> Problem details: Collect each line containing "this".

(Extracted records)
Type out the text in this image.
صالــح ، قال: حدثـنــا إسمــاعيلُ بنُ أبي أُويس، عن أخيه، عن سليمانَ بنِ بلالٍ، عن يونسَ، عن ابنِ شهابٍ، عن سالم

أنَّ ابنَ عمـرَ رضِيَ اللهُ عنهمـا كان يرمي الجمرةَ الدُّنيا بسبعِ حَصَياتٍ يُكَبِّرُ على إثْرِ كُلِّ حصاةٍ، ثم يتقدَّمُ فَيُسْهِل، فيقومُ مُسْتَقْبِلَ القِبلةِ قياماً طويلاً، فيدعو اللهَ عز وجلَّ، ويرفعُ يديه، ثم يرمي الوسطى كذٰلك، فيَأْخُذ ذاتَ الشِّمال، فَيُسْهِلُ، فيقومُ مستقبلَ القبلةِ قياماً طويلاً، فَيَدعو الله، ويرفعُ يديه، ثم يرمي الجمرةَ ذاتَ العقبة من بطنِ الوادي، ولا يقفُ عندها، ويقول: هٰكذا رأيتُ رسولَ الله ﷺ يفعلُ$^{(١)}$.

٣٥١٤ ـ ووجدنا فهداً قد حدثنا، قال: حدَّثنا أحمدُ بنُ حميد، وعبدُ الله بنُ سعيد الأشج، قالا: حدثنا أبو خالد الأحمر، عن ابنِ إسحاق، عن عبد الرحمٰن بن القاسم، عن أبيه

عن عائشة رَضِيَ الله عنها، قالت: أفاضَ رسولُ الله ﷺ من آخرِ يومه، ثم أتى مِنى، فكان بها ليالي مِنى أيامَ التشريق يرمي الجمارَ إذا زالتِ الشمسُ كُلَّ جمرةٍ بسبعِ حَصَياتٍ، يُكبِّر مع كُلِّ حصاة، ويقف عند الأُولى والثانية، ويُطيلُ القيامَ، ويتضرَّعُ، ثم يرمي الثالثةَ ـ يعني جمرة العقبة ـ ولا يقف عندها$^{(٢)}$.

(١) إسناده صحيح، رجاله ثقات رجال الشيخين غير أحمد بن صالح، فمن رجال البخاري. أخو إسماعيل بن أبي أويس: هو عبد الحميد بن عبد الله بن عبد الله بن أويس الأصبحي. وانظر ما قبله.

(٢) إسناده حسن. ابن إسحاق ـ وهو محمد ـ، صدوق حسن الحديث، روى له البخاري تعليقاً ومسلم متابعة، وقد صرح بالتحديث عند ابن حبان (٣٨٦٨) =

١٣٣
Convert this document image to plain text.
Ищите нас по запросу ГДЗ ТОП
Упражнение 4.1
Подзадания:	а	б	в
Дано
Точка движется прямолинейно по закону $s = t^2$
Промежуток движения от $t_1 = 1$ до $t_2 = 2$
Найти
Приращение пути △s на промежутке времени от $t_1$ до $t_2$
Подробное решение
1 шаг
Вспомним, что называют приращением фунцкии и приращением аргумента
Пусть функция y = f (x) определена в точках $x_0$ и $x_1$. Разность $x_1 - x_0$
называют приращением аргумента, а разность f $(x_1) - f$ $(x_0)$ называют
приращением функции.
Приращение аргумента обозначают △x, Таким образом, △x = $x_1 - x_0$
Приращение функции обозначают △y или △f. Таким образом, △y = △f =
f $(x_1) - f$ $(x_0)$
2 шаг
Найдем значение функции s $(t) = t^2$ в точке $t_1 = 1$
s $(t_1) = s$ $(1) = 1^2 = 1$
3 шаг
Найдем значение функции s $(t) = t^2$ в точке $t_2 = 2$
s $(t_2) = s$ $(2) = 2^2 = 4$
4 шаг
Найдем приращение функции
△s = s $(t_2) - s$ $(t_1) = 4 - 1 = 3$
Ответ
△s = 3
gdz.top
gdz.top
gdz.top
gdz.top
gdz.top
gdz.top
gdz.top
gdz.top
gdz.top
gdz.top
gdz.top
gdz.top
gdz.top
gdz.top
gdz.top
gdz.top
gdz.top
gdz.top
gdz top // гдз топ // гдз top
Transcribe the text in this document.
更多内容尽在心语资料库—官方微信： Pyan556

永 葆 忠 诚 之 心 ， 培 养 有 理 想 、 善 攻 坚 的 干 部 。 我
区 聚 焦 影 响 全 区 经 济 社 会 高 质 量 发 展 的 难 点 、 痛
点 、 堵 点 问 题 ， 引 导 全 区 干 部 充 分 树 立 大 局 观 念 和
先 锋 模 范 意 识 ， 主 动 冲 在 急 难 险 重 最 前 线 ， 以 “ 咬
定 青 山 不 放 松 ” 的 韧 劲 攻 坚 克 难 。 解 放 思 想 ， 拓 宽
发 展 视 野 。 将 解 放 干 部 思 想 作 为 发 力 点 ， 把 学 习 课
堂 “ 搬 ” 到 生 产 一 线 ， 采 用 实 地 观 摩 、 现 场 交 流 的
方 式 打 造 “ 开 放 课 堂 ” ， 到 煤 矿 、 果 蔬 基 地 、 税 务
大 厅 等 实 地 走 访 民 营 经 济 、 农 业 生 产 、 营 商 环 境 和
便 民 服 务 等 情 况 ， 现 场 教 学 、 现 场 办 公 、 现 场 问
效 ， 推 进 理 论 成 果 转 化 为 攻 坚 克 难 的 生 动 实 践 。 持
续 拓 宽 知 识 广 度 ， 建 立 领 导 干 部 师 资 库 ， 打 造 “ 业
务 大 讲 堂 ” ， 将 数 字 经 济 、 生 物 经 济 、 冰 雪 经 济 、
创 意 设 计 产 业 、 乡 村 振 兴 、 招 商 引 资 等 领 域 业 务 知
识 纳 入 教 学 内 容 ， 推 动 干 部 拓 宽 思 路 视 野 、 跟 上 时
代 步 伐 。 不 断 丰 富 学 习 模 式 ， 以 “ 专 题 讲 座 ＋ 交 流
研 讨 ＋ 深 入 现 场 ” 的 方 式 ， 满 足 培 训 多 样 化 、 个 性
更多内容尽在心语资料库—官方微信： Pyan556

> Exercise result:
Type out the text in this image.
Convert this document image to plain text.
Transcribe the text in this document.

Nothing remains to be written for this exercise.